In the entries below, identify every line with the string "this" and copy it.

** START **

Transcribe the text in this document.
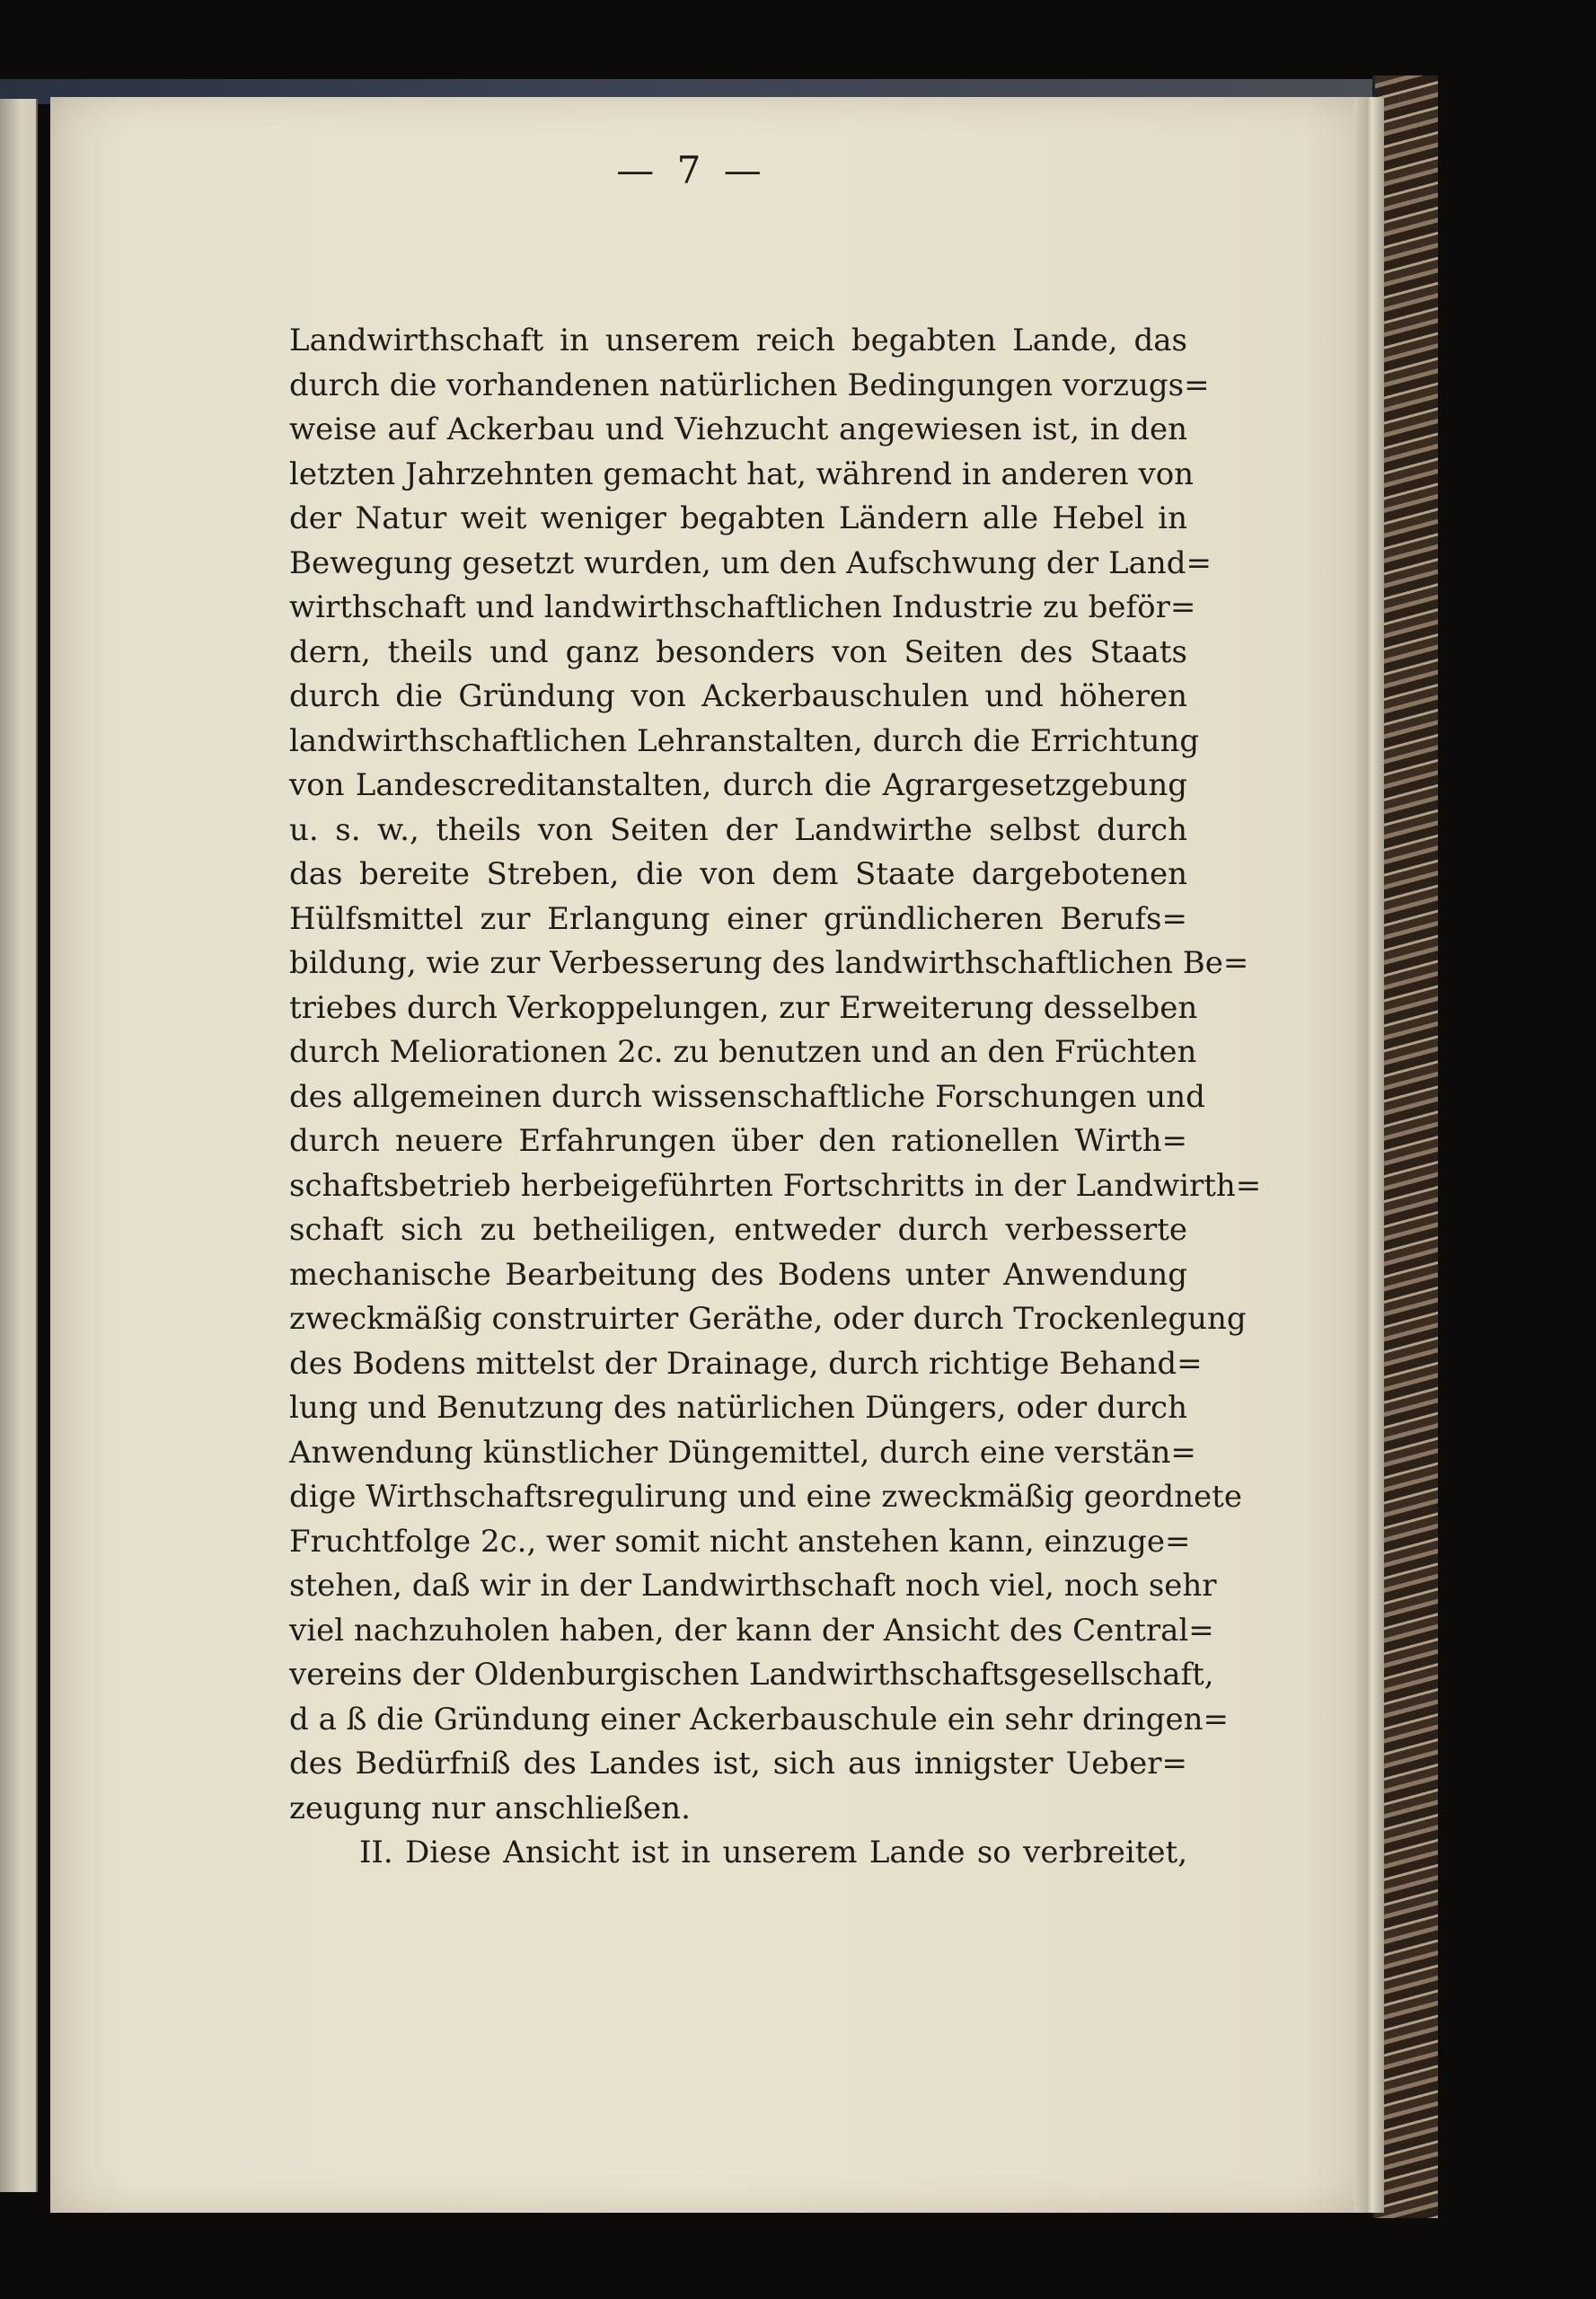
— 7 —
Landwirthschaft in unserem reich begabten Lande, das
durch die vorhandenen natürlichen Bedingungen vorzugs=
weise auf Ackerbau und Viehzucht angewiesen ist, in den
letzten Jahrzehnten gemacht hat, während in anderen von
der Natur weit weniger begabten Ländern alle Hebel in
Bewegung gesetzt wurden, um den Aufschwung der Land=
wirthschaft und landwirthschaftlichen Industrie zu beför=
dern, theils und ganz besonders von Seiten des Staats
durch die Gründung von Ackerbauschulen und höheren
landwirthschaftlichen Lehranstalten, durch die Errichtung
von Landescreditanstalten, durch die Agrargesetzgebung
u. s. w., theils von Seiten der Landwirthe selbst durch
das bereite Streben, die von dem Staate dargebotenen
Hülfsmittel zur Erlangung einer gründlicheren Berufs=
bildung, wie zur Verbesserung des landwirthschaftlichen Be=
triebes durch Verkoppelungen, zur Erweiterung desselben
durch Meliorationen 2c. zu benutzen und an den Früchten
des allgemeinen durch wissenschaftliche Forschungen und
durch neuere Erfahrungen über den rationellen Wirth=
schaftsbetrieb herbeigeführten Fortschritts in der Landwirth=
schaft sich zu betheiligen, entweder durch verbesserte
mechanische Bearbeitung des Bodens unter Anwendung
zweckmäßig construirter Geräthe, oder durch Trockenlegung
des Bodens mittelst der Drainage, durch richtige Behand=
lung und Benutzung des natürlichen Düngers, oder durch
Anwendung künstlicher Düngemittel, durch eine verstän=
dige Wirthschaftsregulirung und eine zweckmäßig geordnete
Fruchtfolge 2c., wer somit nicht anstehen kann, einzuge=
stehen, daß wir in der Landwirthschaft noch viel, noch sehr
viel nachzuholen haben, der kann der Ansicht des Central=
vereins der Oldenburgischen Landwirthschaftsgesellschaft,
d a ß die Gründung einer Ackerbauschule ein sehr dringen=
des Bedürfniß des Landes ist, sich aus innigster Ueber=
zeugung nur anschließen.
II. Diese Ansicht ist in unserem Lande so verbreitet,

** END **
** START **

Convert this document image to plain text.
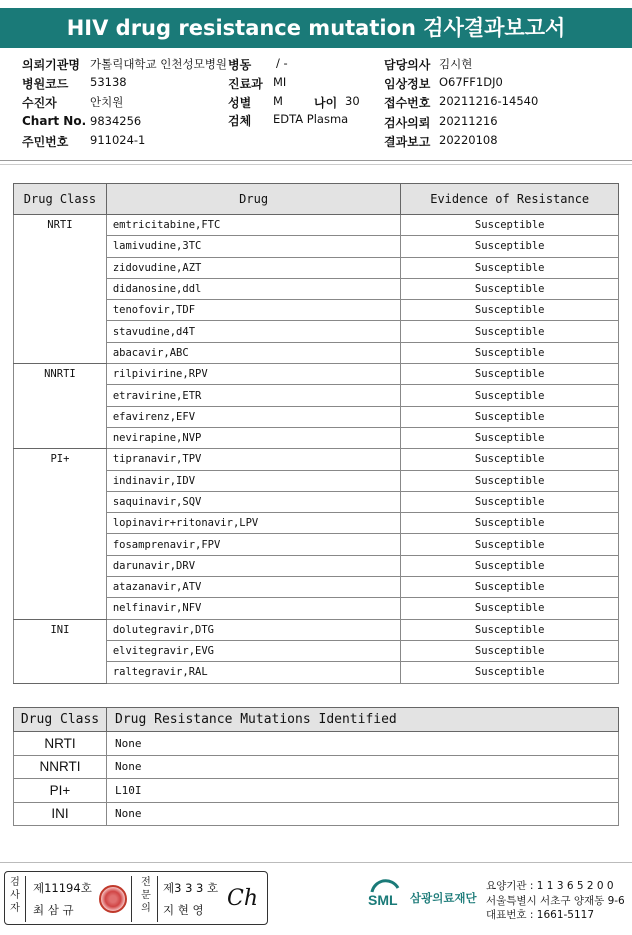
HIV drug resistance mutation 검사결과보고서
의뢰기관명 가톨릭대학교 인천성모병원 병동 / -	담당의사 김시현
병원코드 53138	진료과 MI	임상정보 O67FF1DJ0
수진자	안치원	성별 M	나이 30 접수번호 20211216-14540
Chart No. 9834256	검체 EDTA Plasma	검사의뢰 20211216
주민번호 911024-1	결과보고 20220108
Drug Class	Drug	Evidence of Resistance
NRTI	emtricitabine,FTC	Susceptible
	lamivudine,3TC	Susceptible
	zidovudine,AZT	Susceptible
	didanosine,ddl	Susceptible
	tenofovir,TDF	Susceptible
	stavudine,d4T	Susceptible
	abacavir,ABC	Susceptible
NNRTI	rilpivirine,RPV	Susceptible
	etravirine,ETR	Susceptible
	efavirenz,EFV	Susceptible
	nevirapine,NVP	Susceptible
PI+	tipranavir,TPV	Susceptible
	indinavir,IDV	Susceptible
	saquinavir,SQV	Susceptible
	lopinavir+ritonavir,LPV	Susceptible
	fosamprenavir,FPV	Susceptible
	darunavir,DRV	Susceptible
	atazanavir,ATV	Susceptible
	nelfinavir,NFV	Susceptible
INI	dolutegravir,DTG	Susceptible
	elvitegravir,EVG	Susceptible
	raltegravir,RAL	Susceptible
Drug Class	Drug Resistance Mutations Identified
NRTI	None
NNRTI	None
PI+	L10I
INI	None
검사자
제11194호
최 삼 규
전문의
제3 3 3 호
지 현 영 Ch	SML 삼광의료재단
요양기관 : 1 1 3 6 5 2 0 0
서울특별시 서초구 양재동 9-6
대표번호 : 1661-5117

** END **

Result below:
Transcribe the text in this document.
Convert this document image to plain text.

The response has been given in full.